Data in this exercise ▸
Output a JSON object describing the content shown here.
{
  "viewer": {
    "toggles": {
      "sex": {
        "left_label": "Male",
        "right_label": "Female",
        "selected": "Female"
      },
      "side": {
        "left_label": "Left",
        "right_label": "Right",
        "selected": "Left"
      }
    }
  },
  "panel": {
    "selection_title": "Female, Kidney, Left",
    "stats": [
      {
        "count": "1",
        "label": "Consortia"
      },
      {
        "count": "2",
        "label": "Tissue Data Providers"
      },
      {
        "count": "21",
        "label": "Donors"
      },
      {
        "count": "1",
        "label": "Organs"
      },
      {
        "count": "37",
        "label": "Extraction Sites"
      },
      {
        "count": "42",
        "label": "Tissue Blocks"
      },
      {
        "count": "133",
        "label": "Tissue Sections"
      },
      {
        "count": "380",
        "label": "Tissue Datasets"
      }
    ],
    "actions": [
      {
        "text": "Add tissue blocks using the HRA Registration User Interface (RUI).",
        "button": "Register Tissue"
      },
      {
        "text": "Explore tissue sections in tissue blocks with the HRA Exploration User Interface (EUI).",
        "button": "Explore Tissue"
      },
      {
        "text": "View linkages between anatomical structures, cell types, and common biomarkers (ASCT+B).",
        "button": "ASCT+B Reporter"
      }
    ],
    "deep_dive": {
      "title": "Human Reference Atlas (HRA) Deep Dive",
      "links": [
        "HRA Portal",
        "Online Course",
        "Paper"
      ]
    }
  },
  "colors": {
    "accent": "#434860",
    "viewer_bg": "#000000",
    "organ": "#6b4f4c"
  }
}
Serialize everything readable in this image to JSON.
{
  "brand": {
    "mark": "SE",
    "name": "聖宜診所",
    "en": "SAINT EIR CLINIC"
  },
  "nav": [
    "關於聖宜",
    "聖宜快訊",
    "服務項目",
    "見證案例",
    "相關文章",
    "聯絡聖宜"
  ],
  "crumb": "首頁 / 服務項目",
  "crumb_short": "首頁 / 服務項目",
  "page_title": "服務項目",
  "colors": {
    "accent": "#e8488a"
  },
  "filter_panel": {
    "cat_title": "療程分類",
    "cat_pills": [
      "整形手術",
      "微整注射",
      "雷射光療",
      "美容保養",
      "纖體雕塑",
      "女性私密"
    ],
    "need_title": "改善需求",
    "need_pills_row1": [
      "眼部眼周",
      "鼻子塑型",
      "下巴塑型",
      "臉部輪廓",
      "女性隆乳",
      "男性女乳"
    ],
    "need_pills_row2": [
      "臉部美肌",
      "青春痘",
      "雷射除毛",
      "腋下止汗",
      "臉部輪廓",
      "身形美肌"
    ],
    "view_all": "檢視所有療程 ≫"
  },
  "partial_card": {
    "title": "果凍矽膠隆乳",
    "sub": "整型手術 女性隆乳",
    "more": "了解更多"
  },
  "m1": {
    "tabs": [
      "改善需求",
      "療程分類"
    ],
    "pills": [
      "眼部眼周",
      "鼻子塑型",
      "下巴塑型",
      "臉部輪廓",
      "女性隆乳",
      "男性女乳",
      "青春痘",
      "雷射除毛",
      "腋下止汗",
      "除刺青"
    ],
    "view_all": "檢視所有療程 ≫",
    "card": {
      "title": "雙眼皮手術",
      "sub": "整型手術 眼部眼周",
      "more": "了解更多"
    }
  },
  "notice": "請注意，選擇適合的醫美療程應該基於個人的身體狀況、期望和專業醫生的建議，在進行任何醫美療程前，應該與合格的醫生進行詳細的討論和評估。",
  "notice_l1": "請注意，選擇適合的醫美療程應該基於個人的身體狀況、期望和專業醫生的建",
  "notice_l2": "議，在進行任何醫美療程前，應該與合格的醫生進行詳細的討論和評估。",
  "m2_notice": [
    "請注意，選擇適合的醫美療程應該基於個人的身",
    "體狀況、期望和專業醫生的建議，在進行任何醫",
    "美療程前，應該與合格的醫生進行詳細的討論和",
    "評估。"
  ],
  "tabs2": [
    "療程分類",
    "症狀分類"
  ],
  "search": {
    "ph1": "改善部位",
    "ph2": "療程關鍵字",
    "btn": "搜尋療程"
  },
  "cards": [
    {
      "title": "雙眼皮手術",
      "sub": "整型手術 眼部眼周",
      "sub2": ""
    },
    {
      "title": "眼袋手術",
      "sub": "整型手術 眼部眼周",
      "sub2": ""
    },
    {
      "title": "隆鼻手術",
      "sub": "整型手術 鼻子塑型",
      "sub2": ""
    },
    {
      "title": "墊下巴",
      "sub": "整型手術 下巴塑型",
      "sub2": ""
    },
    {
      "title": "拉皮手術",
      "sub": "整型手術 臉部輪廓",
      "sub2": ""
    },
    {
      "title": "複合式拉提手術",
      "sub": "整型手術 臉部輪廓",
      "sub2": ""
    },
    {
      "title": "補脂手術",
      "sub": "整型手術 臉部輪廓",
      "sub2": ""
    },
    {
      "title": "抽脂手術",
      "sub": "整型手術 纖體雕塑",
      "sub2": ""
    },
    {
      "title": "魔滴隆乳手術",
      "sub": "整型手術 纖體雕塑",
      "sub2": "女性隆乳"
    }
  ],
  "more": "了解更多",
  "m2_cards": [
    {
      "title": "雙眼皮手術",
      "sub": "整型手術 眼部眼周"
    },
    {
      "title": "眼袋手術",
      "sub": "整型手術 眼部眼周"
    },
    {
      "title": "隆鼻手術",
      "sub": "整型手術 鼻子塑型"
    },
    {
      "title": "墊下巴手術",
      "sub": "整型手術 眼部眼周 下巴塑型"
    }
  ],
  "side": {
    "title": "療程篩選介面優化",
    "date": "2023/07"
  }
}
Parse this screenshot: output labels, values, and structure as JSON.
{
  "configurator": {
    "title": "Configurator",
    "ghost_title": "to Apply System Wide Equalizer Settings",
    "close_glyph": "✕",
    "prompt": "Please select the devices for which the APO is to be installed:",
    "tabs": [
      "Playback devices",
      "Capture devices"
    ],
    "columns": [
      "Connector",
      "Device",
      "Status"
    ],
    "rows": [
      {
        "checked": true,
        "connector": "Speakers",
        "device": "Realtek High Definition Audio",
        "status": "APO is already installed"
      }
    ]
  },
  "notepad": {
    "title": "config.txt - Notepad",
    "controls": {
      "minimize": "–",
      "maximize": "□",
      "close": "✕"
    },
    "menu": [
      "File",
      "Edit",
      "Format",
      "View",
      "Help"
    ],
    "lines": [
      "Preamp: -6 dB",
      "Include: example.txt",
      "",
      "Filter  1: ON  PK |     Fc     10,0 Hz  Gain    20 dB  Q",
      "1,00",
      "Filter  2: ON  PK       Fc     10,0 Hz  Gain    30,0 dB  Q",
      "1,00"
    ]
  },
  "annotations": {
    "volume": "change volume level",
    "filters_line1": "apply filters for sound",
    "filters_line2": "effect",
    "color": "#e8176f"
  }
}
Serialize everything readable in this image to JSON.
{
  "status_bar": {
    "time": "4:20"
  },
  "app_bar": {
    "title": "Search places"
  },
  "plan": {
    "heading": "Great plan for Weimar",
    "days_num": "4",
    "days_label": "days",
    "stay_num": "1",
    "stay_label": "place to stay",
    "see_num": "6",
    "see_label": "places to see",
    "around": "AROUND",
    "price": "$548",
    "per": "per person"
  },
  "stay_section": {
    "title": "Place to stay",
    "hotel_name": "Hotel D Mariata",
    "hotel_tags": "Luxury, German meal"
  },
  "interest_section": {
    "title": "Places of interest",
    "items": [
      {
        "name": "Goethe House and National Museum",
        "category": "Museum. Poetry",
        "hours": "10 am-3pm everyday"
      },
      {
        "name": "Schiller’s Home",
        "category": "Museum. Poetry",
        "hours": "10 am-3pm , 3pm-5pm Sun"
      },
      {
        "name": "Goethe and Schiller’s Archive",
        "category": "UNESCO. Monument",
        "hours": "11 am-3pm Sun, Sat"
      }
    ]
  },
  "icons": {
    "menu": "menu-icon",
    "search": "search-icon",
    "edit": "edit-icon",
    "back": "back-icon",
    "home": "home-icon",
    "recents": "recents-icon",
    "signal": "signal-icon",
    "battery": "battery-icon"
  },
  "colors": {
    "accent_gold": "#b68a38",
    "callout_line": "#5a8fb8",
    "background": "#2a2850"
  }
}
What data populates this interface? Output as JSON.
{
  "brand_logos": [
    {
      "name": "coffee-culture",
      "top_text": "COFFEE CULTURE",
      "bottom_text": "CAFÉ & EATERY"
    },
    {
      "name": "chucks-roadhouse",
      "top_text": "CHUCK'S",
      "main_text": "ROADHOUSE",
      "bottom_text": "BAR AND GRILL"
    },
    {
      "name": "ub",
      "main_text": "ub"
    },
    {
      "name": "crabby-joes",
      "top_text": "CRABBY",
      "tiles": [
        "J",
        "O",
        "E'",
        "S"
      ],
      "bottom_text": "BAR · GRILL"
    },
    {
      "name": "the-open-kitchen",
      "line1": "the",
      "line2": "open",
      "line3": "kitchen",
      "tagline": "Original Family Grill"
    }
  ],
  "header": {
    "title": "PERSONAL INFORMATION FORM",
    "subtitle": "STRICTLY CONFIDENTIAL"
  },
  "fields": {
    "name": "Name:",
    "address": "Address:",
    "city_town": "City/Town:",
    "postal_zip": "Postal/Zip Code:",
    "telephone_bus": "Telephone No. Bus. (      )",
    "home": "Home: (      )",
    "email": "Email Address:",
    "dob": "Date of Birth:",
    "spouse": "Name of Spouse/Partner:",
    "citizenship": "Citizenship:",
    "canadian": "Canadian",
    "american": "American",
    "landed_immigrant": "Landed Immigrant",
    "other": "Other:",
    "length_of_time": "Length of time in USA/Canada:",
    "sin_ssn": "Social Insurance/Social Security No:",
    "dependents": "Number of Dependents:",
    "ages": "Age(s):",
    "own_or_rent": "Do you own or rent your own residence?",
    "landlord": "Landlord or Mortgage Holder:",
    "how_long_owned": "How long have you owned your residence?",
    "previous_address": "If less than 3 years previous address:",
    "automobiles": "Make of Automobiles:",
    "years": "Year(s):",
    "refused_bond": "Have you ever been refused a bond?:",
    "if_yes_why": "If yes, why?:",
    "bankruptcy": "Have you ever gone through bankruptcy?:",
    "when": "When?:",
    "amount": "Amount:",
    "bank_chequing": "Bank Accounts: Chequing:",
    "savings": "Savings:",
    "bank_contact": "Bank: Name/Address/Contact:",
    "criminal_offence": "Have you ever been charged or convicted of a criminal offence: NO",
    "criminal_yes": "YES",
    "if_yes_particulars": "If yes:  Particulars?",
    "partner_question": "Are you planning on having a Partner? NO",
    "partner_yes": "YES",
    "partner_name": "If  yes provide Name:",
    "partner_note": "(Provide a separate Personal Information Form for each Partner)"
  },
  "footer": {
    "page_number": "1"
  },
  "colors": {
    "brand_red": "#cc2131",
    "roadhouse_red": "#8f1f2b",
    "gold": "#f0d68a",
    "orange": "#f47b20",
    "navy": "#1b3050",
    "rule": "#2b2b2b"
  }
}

Task statement ▸ From the records above, how many lines include the word "installed"? Only the number is wanted.

Solution ▸ 2